What is required
List all lines in the material below that contain "think".

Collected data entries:

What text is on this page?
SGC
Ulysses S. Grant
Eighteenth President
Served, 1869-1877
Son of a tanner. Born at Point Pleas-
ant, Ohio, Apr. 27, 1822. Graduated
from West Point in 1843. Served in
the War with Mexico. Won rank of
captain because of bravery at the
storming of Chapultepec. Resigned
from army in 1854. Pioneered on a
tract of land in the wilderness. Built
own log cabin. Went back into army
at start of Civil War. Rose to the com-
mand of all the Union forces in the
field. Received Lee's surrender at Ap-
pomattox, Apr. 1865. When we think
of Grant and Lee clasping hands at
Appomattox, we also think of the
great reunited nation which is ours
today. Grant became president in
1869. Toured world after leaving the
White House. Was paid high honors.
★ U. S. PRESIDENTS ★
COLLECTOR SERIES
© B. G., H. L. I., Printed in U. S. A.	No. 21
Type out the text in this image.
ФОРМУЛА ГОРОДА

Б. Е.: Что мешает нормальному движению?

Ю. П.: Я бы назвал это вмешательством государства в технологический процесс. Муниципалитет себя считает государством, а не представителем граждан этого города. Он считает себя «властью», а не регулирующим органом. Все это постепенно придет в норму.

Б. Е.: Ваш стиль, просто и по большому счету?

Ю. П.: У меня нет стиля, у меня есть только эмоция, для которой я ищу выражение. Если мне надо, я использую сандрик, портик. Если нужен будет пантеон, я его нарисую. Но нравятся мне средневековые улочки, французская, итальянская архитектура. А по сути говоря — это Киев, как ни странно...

Problem solution
pomattox, Apr. 1865. When we think
Appomattox, we also think of the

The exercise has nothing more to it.